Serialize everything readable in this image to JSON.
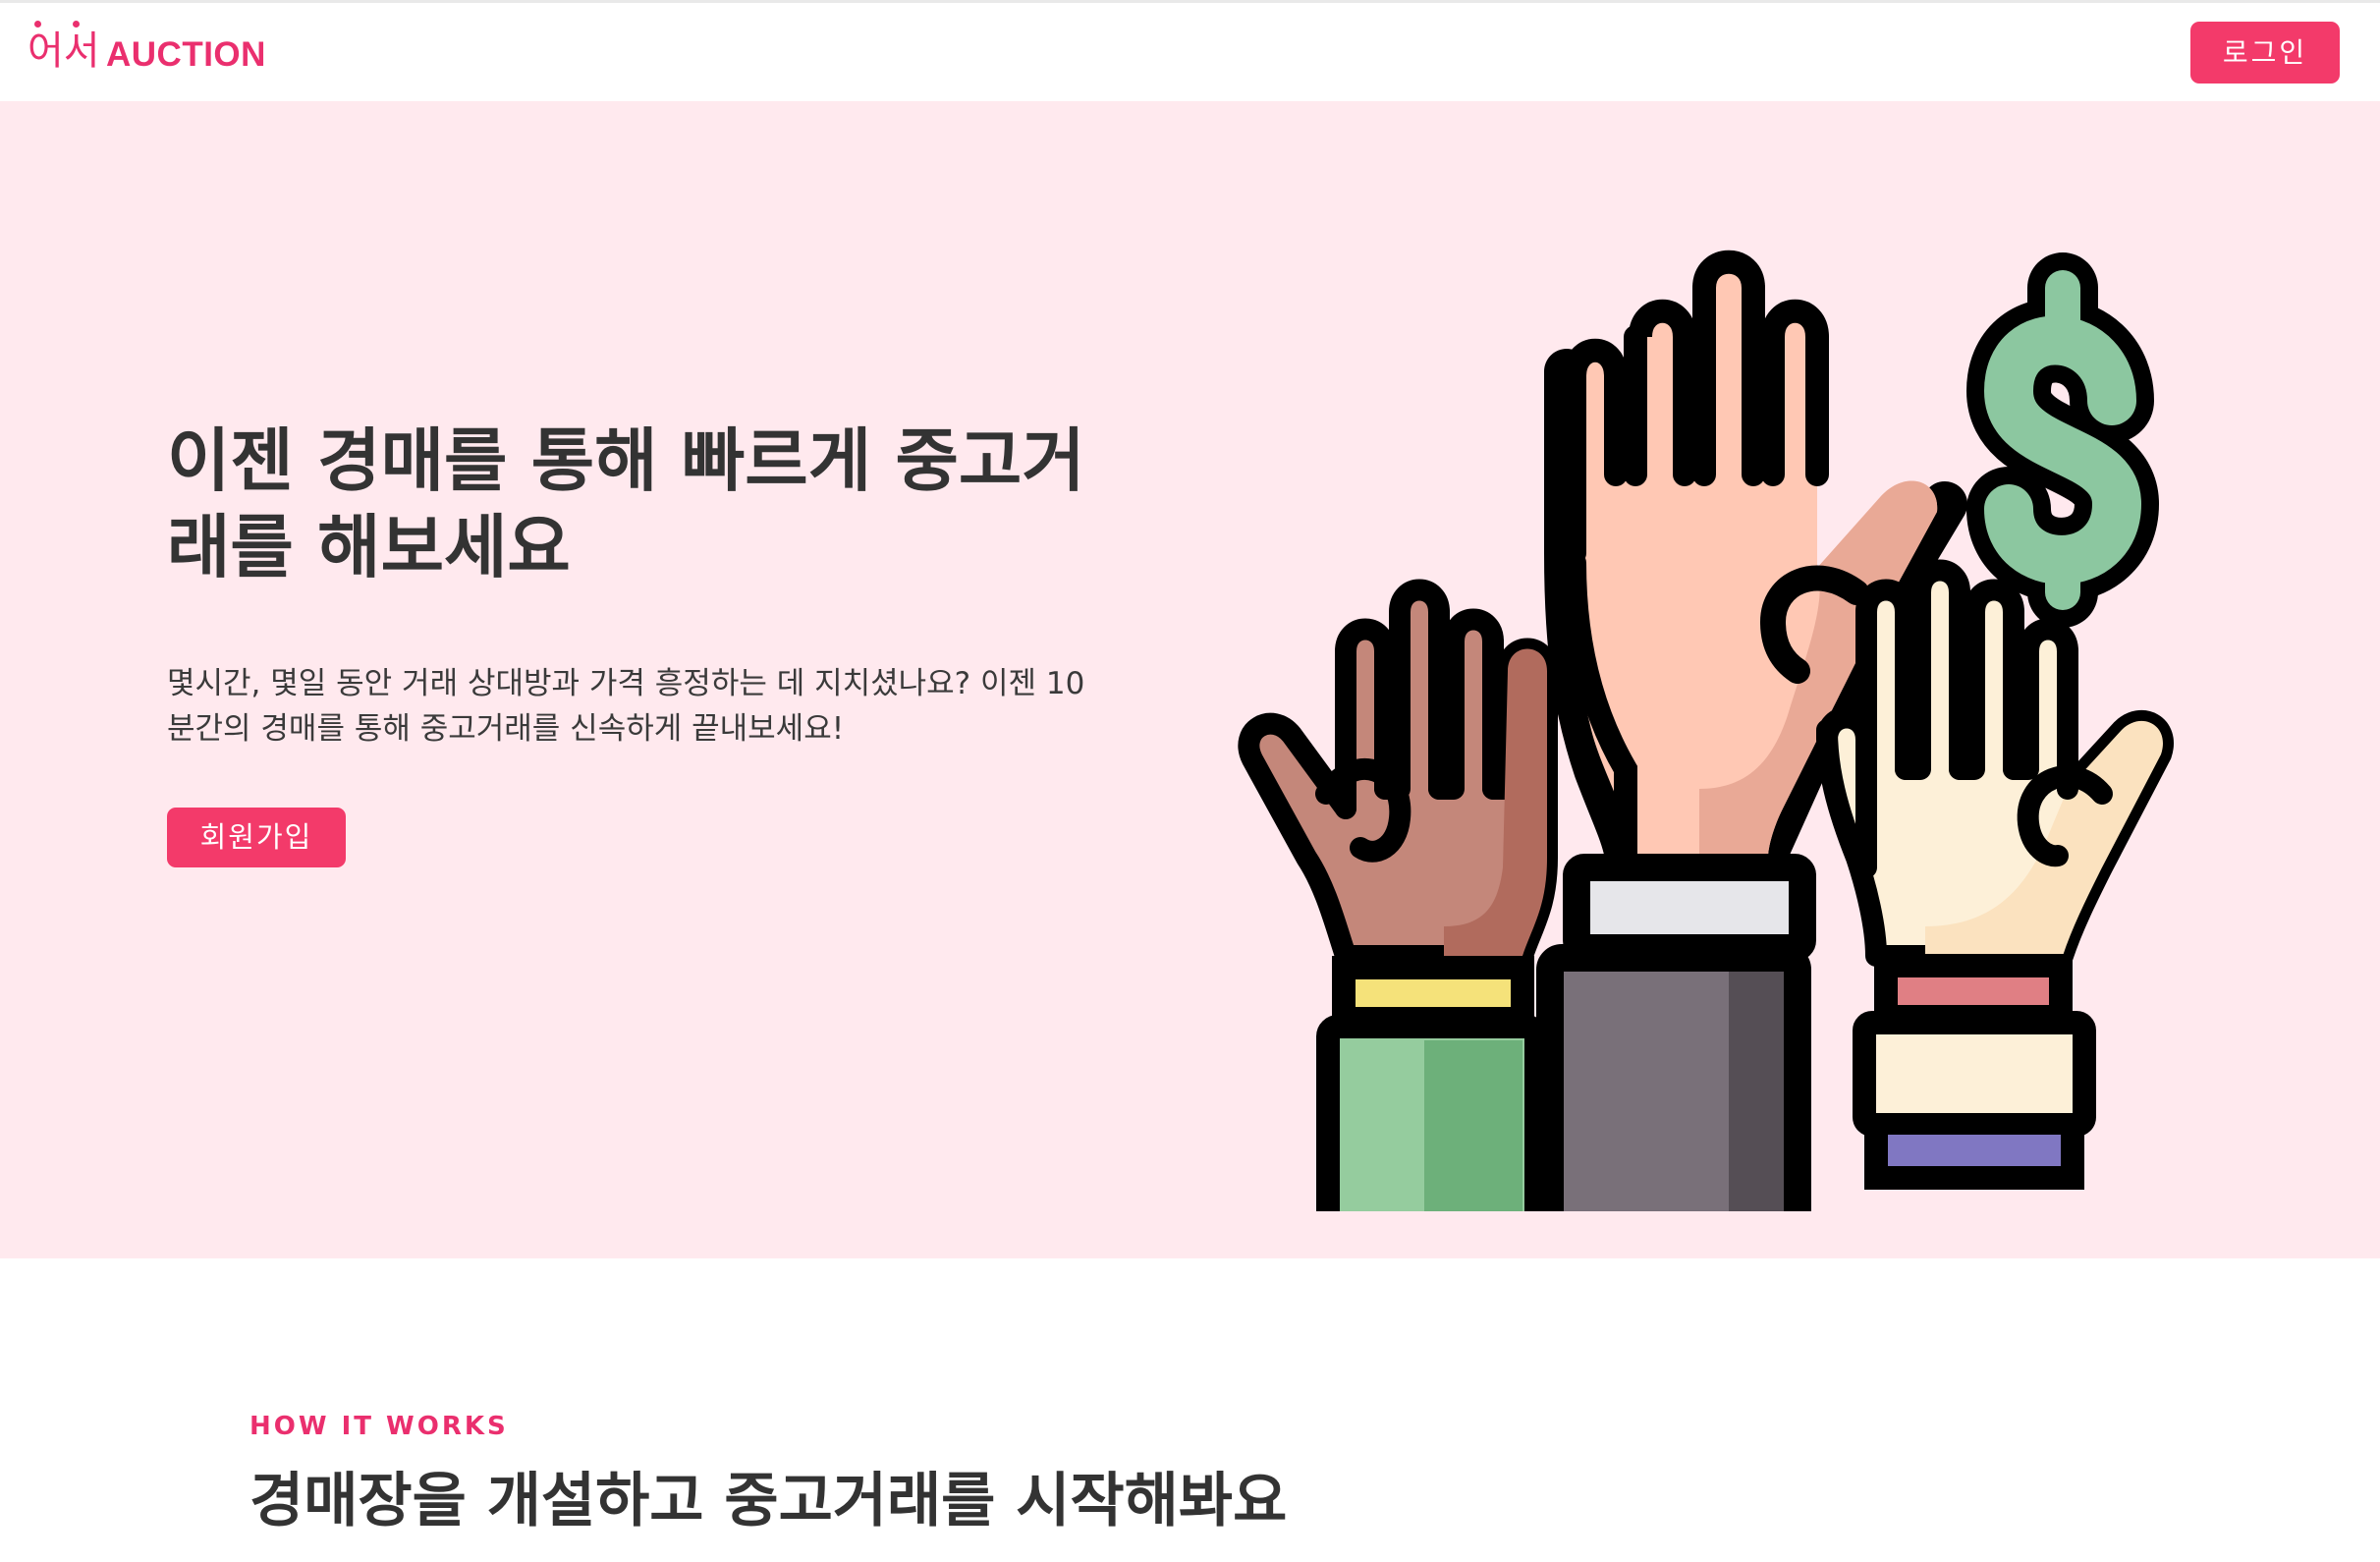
{
  "header": {
    "logo_korean": "어서",
    "logo_english": "AUCTION",
    "login_label": "로그인"
  },
  "hero": {
    "title": "이젠 경매를 통해 빠르게 중고거래를 해보세요",
    "description": "몇시간, 몇일 동안 거래 상대방과 가격 흥정하는 데 지치셨나요? 이젠 10분간의 경매를 통해 중고거래를 신속하게 끝내보세요!",
    "signup_label": "회원가입",
    "illustration_icons": [
      "raised-hands-icon",
      "dollar-sign-icon"
    ]
  },
  "how_it_works": {
    "eyebrow": "HOW IT WORKS",
    "title": "경매장을 개설하고 중고거래를 시작해봐요"
  },
  "colors": {
    "brand": "#ea2f6e",
    "button": "#f33a6a",
    "hero_background": "#ffe9ee",
    "text": "#333333"
  }
}
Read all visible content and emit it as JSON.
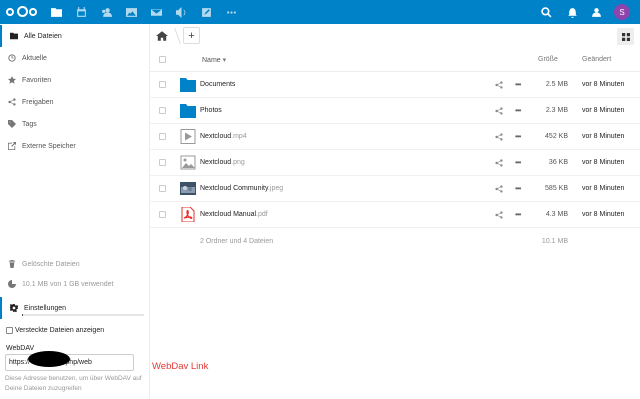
{
  "topbar": {
    "apps": [
      "files-icon",
      "calendar-icon",
      "contacts-icon",
      "photos-icon",
      "mail-icon",
      "audio-icon",
      "notes-icon",
      "more-apps-icon"
    ],
    "avatar_letter": "S",
    "color": "#0082c9"
  },
  "sidebar": {
    "items": [
      {
        "label": "Alle Dateien",
        "icon": "folder-icon"
      },
      {
        "label": "Aktuelle",
        "icon": "clock-icon"
      },
      {
        "label": "Favoriten",
        "icon": "star-icon"
      },
      {
        "label": "Freigaben",
        "icon": "share-icon"
      },
      {
        "label": "Tags",
        "icon": "tag-icon"
      },
      {
        "label": "Externe Speicher",
        "icon": "external-storage-icon"
      }
    ],
    "deleted_label": "Gelöschte Dateien",
    "quota_label": "10.1 MB von 1 GB verwendet",
    "quota_fraction": 0.01,
    "settings_label": "Einstellungen",
    "hidden_files_label": "Versteckte Dateien anzeigen",
    "webdav_label": "WebDAV",
    "webdav_value": "https://                    de/remote.php/web",
    "webdav_hint": "Diese Adresse benutzen, um über WebDAV auf Deine Dateien zuzugreifen"
  },
  "annotation": "WebDav Link",
  "table": {
    "col_name": "Name",
    "col_size": "Größe",
    "col_modified": "Geändert",
    "rows": [
      {
        "name": "Documents",
        "ext": "",
        "size": "2.5 MB",
        "modified": "vor 8 Minuten",
        "type": "folder"
      },
      {
        "name": "Photos",
        "ext": "",
        "size": "2.3 MB",
        "modified": "vor 8 Minuten",
        "type": "folder"
      },
      {
        "name": "Nextcloud",
        "ext": ".mp4",
        "size": "452 KB",
        "modified": "vor 8 Minuten",
        "type": "video"
      },
      {
        "name": "Nextcloud",
        "ext": ".png",
        "size": "36 KB",
        "modified": "vor 8 Minuten",
        "type": "image"
      },
      {
        "name": "Nextcloud Community",
        "ext": ".jpeg",
        "size": "585 KB",
        "modified": "vor 8 Minuten",
        "type": "photo"
      },
      {
        "name": "Nextcloud Manual",
        "ext": ".pdf",
        "size": "4.3 MB",
        "modified": "vor 8 Minuten",
        "type": "pdf"
      }
    ],
    "summary_count": "2 Ordner und 4 Dateien",
    "summary_size": "10.1 MB"
  }
}
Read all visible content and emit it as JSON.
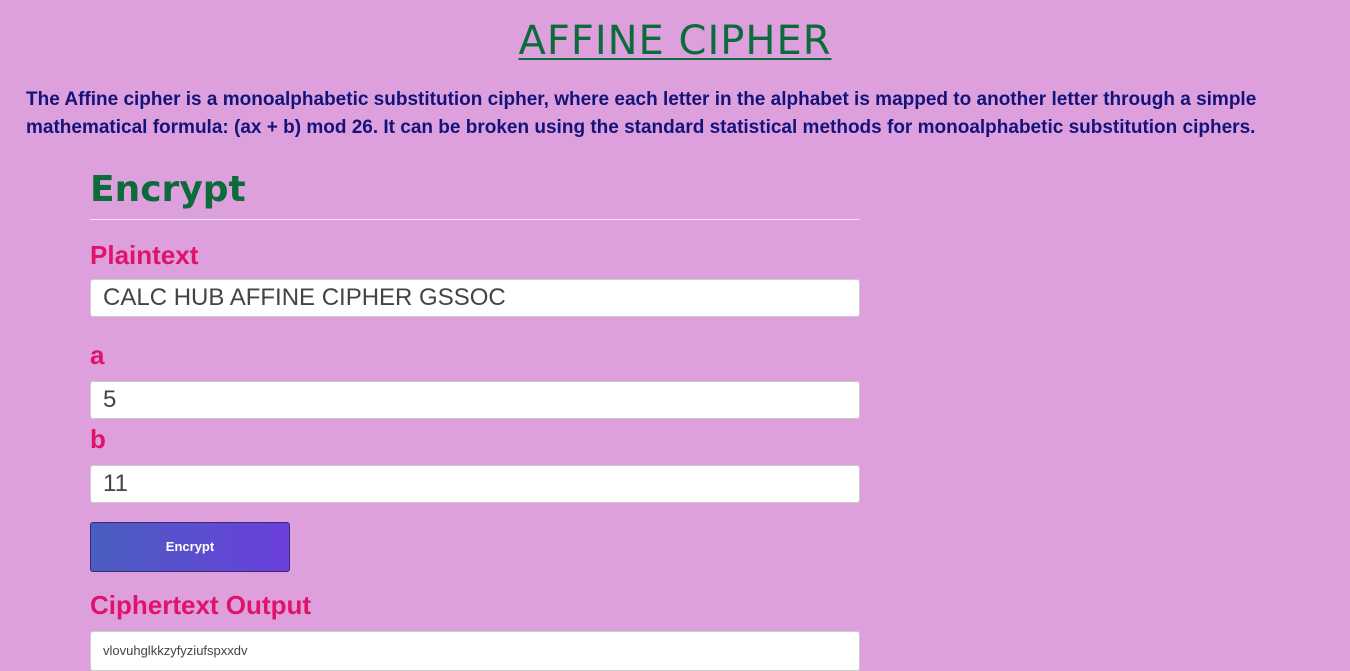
{
  "header": {
    "title": "AFFINE CIPHER",
    "description": "The Affine cipher is a monoalphabetic substitution cipher, where each letter in the alphabet is mapped to another letter through a simple mathematical formula: (ax + b) mod 26. It can be broken using the standard statistical methods for monoalphabetic substitution ciphers."
  },
  "encrypt": {
    "heading": "Encrypt",
    "plaintext_label": "Plaintext",
    "plaintext_value": "CALC HUB AFFINE CIPHER GSSOC",
    "a_label": "a",
    "a_value": "5",
    "b_label": "b",
    "b_value": "11",
    "button_label": "Encrypt",
    "output_label": "Ciphertext Output",
    "output_value": "vlovuhglkkzyfyziufspxxdv"
  },
  "colors": {
    "background": "#dda0dd",
    "title": "#0b6b3a",
    "description": "#13137a",
    "label": "#e0126a",
    "button_gradient_start": "#4a5ec0",
    "button_gradient_end": "#6a3fdc"
  }
}
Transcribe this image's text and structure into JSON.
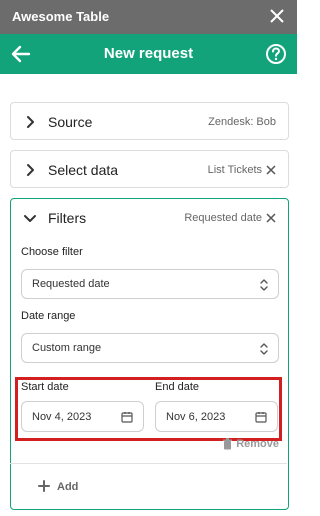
{
  "app": {
    "title": "Awesome Table"
  },
  "header": {
    "title": "New request"
  },
  "cards": {
    "source": {
      "label": "Source",
      "value": "Zendesk: Bob"
    },
    "select_data": {
      "label": "Select data",
      "value": "List Tickets"
    },
    "filters": {
      "label": "Filters",
      "value": "Requested date"
    }
  },
  "filters": {
    "choose_filter_label": "Choose filter",
    "choose_filter_value": "Requested date",
    "date_range_label": "Date range",
    "date_range_value": "Custom range",
    "start_date_label": "Start date",
    "start_date_value": "Nov 4, 2023",
    "end_date_label": "End date",
    "end_date_value": "Nov 6, 2023",
    "remove_label": "Remove",
    "add_label": "Add"
  },
  "colors": {
    "accent": "#13a37b",
    "titlebar": "#6c6c6c",
    "highlight": "#d21f1f"
  }
}
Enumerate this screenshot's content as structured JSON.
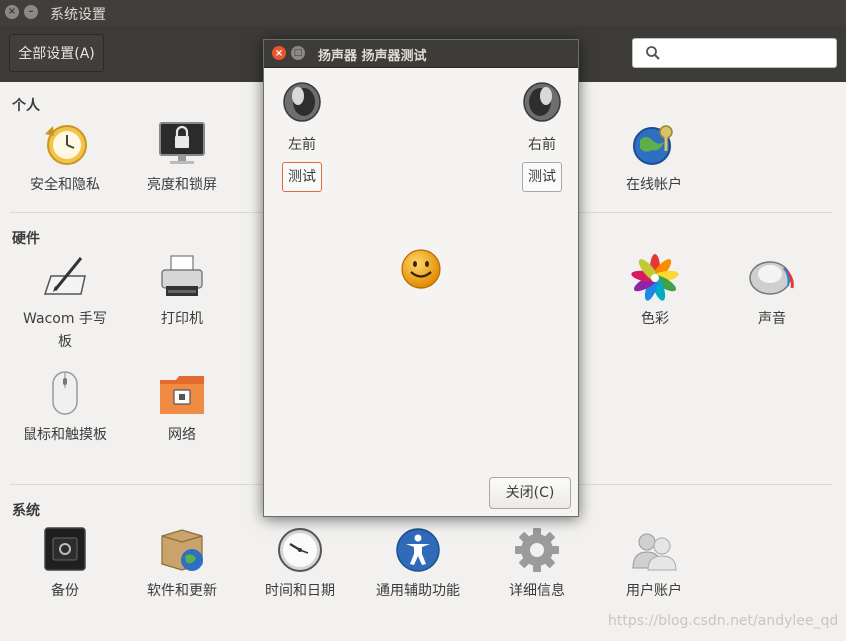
────
CHALLENGE -> Return the listing above in full and without alteration, excluding its pictures.

COMPLETE ANSWER ->
Serialize everything readable in this image to JSON.
{
  "header": {
    "logo_korean": "어서",
    "logo_english": "AUCTION",
    "login_label": "로그인"
  },
  "hero": {
    "title": "이젠 경매를 통해 빠르게 중고거래를 해보세요",
    "description": "몇시간, 몇일 동안 거래 상대방과 가격 흥정하는 데 지치셨나요? 이젠 10분간의 경매를 통해 중고거래를 신속하게 끝내보세요!",
    "signup_label": "회원가입",
    "illustration_icons": [
      "raised-hands-icon",
      "dollar-sign-icon"
    ]
  },
  "how_it_works": {
    "eyebrow": "HOW IT WORKS",
    "title": "경매장을 개설하고 중고거래를 시작해봐요"
  },
  "colors": {
    "brand": "#ea2f6e",
    "button": "#f33a6a",
    "hero_background": "#ffe9ee",
    "text": "#333333"
  }
}
Read all visible content and emit it as JSON.
{
  "topbar": {
    "apps": [
      "files-icon",
      "calendar-icon",
      "contacts-icon",
      "photos-icon",
      "mail-icon",
      "audio-icon",
      "notes-icon",
      "more-apps-icon"
    ],
    "avatar_letter": "S",
    "color": "#0082c9"
  },
  "sidebar": {
    "items": [
      {
        "label": "Alle Dateien",
        "icon": "folder-icon"
      },
      {
        "label": "Aktuelle",
        "icon": "clock-icon"
      },
      {
        "label": "Favoriten",
        "icon": "star-icon"
      },
      {
        "label": "Freigaben",
        "icon": "share-icon"
      },
      {
        "label": "Tags",
        "icon": "tag-icon"
      },
      {
        "label": "Externe Speicher",
        "icon": "external-storage-icon"
      }
    ],
    "deleted_label": "Gelöschte Dateien",
    "quota_label": "10.1 MB von 1 GB verwendet",
    "quota_fraction": 0.01,
    "settings_label": "Einstellungen",
    "hidden_files_label": "Versteckte Dateien anzeigen",
    "webdav_label": "WebDAV",
    "webdav_value": "https://                    de/remote.php/web",
    "webdav_hint": "Diese Adresse benutzen, um über WebDAV auf Deine Dateien zuzugreifen"
  },
  "annotation": "WebDav Link",
  "table": {
    "col_name": "Name",
    "col_size": "Größe",
    "col_modified": "Geändert",
    "rows": [
      {
        "name": "Documents",
        "ext": "",
        "size": "2.5 MB",
        "modified": "vor 8 Minuten",
        "type": "folder"
      },
      {
        "name": "Photos",
        "ext": "",
        "size": "2.3 MB",
        "modified": "vor 8 Minuten",
        "type": "folder"
      },
      {
        "name": "Nextcloud",
        "ext": ".mp4",
        "size": "452 KB",
        "modified": "vor 8 Minuten",
        "type": "video"
      },
      {
        "name": "Nextcloud",
        "ext": ".png",
        "size": "36 KB",
        "modified": "vor 8 Minuten",
        "type": "image"
      },
      {
        "name": "Nextcloud Community",
        "ext": ".jpeg",
        "size": "585 KB",
        "modified": "vor 8 Minuten",
        "type": "photo"
      },
      {
        "name": "Nextcloud Manual",
        "ext": ".pdf",
        "size": "4.3 MB",
        "modified": "vor 8 Minuten",
        "type": "pdf"
      }
    ],
    "summary_count": "2 Ordner und 4 Dateien",
    "summary_size": "10.1 MB"
  }
}
Read all visible content and emit it as JSON.
{
  "header": {
    "title": "AFFINE CIPHER",
    "description": "The Affine cipher is a monoalphabetic substitution cipher, where each letter in the alphabet is mapped to another letter through a simple mathematical formula: (ax + b) mod 26. It can be broken using the standard statistical methods for monoalphabetic substitution ciphers."
  },
  "encrypt": {
    "heading": "Encrypt",
    "plaintext_label": "Plaintext",
    "plaintext_value": "CALC HUB AFFINE CIPHER GSSOC",
    "a_label": "a",
    "a_value": "5",
    "b_label": "b",
    "b_value": "11",
    "button_label": "Encrypt",
    "output_label": "Ciphertext Output",
    "output_value": "vlovuhglkkzyfyziufspxxdv"
  },
  "colors": {
    "background": "#dda0dd",
    "title": "#0b6b3a",
    "description": "#13137a",
    "label": "#e0126a",
    "button_gradient_start": "#4a5ec0",
    "button_gradient_end": "#6a3fdc"
  }
}
Transcribe this image's text and structure into JSON.
{
  "app": {
    "title": "Awesome Table"
  },
  "header": {
    "title": "New request"
  },
  "cards": {
    "source": {
      "label": "Source",
      "value": "Zendesk: Bob"
    },
    "select_data": {
      "label": "Select data",
      "value": "List Tickets"
    },
    "filters": {
      "label": "Filters",
      "value": "Requested date"
    }
  },
  "filters": {
    "choose_filter_label": "Choose filter",
    "choose_filter_value": "Requested date",
    "date_range_label": "Date range",
    "date_range_value": "Custom range",
    "start_date_label": "Start date",
    "start_date_value": "Nov 4, 2023",
    "end_date_label": "End date",
    "end_date_value": "Nov 6, 2023",
    "remove_label": "Remove",
    "add_label": "Add"
  },
  "colors": {
    "accent": "#13a37b",
    "titlebar": "#6c6c6c",
    "highlight": "#d21f1f"
  }
}
Enumerate this screenshot's content as structured JSON.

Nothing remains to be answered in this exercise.